■ **Entries**
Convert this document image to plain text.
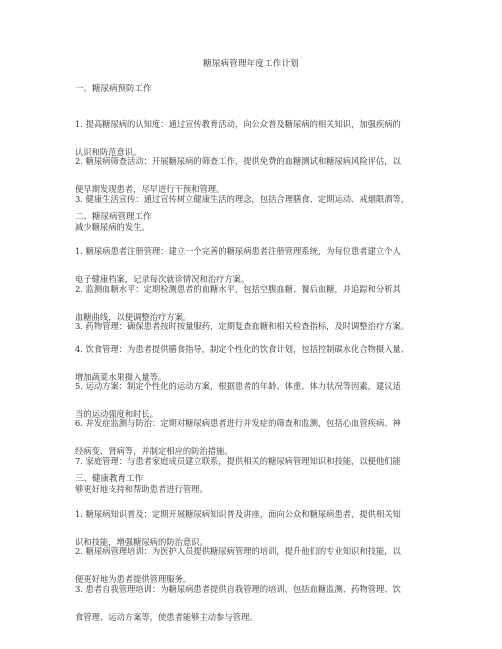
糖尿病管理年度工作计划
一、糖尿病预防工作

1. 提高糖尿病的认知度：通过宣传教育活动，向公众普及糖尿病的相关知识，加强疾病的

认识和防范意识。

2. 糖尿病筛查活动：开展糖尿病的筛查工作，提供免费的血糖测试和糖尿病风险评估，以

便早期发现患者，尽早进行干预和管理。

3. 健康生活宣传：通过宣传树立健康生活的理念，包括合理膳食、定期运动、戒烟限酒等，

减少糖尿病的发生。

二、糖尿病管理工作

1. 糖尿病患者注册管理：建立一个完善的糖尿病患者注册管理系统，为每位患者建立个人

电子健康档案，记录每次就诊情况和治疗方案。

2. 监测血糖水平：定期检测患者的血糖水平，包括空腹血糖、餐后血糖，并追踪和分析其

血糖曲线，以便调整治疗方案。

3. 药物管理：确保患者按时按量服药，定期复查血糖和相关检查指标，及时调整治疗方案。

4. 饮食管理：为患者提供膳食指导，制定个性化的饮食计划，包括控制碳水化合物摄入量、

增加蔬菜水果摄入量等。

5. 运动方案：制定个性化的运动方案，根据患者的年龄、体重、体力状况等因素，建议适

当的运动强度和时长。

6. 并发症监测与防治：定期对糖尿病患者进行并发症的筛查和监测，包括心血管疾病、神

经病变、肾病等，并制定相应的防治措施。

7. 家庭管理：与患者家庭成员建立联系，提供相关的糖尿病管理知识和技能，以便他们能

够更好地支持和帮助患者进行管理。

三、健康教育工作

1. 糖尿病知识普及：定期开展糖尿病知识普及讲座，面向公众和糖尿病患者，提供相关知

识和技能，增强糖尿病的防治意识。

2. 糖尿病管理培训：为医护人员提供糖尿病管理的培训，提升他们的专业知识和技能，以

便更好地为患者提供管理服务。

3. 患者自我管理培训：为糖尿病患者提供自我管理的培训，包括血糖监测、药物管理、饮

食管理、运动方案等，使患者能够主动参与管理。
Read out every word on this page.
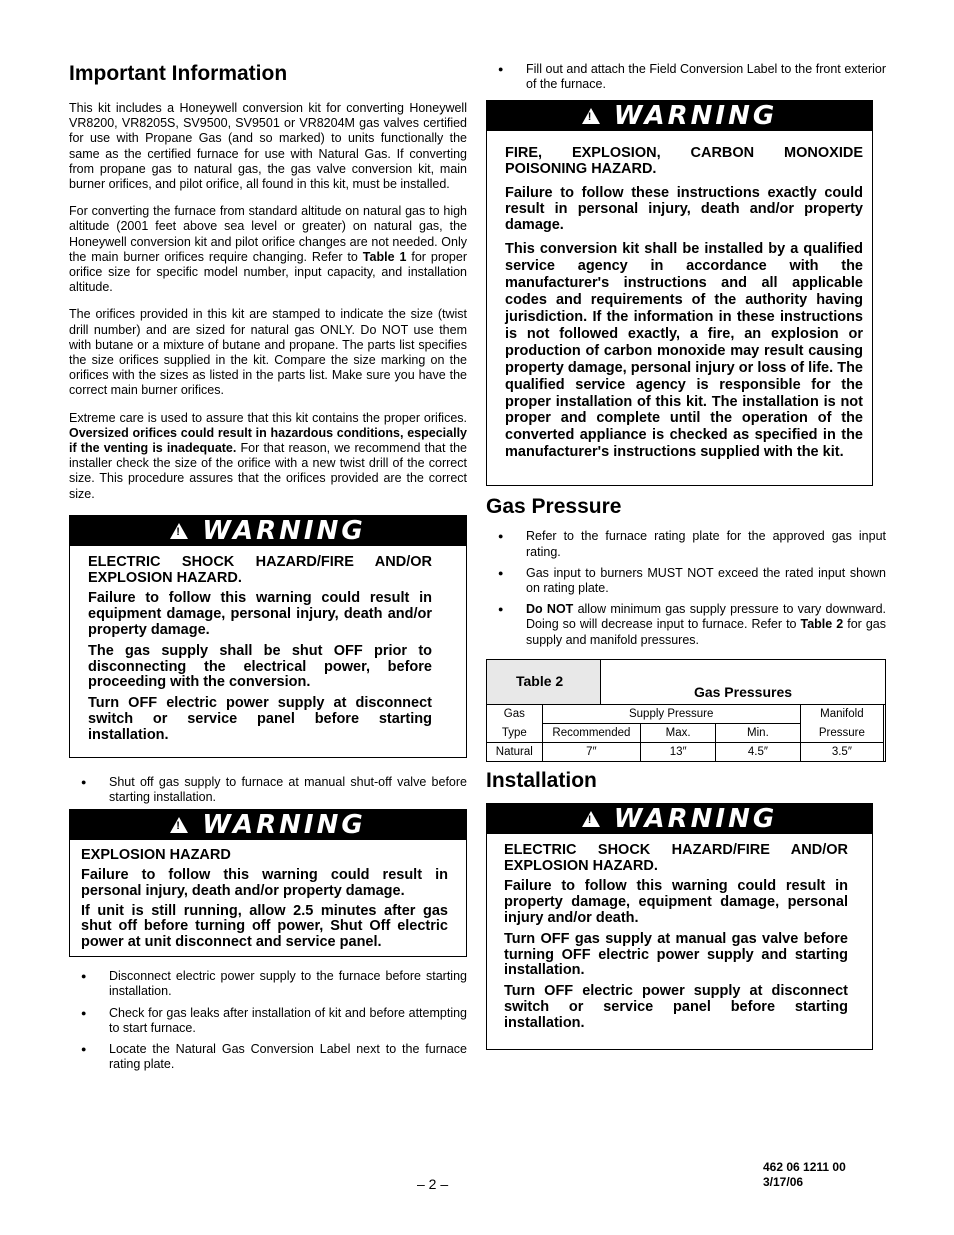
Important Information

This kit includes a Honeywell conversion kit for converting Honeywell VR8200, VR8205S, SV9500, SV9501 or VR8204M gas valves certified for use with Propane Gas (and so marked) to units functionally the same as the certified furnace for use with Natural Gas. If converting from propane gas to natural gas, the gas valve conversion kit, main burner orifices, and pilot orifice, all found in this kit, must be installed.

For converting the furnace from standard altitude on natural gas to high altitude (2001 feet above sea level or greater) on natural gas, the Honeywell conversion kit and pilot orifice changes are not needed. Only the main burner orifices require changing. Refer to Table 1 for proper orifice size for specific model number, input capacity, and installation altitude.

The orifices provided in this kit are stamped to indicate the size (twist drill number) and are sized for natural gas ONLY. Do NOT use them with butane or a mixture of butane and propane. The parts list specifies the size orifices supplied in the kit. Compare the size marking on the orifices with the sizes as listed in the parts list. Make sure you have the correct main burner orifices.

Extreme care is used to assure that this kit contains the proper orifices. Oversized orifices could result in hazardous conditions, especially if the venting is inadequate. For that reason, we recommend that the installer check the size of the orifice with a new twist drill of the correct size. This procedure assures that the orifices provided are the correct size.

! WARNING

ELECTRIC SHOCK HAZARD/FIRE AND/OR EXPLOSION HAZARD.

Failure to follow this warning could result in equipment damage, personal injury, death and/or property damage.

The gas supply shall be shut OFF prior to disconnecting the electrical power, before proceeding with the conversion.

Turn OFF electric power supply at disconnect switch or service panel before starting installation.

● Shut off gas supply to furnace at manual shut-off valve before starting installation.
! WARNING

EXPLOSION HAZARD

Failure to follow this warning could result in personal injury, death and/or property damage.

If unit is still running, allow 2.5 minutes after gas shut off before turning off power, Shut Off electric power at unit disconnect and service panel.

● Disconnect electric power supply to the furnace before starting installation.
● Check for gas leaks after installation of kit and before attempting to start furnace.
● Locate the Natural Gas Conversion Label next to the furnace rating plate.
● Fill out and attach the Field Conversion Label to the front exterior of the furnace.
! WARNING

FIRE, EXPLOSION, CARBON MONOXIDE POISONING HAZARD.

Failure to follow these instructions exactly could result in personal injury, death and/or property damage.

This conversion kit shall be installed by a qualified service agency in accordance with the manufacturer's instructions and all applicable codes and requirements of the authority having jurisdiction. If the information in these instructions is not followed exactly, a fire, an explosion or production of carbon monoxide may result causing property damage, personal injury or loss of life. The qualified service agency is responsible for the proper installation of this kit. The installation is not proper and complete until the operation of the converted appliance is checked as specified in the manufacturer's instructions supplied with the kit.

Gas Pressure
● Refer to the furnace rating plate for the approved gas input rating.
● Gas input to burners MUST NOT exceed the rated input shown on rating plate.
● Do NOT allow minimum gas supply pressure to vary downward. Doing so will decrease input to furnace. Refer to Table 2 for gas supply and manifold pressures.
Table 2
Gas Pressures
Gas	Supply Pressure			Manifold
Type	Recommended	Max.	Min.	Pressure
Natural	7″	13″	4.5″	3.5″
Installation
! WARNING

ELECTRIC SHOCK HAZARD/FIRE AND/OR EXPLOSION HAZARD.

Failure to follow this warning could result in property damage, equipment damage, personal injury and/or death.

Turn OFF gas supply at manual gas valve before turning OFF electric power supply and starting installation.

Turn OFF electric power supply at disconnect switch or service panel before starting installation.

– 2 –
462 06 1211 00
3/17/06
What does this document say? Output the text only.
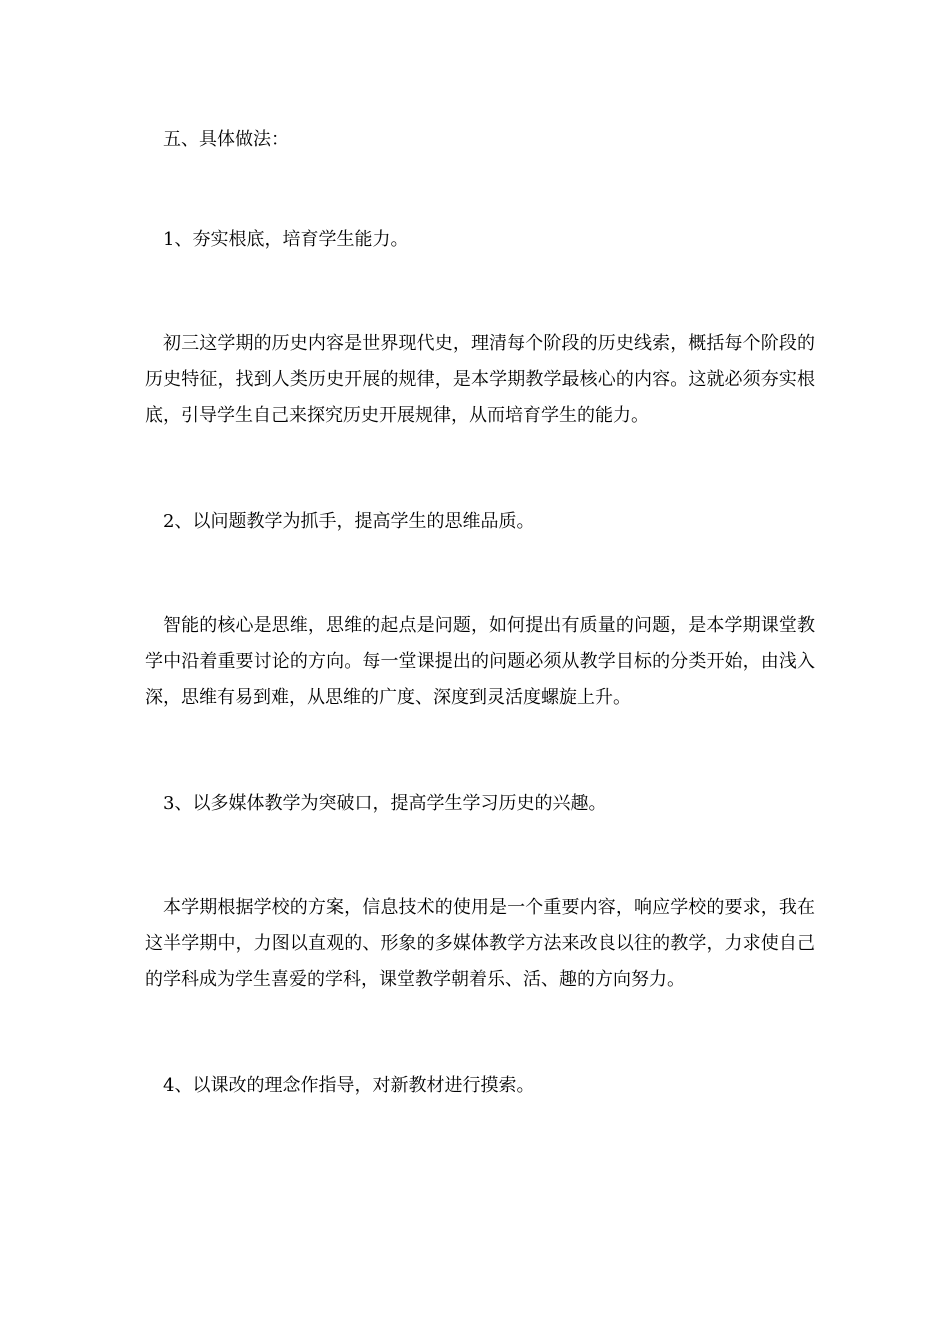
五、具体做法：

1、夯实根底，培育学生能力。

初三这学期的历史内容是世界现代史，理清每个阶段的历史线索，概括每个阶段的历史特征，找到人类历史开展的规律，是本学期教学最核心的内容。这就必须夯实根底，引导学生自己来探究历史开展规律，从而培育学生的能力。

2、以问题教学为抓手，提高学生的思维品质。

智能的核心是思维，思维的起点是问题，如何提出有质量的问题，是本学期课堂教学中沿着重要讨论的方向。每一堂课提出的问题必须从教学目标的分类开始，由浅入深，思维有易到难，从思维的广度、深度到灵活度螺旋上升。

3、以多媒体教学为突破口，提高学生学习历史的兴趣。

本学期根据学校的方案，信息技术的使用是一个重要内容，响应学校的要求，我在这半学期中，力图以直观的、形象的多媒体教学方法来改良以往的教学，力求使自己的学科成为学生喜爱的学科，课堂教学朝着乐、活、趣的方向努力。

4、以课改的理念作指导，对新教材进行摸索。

■ **Problem requirements**
Pick out every line with the string "death" and copy it.

■ **Result for this exercise**
Failure to follow this warning could result in equipment damage, personal injury, death and/or property damage.
Failure to follow this warning could result in personal injury, death and/or property damage.
Failure to follow these instructions exactly could result in personal injury, death and/or property damage.
Failure to follow this warning could result in property damage, equipment damage, personal injury and/or death.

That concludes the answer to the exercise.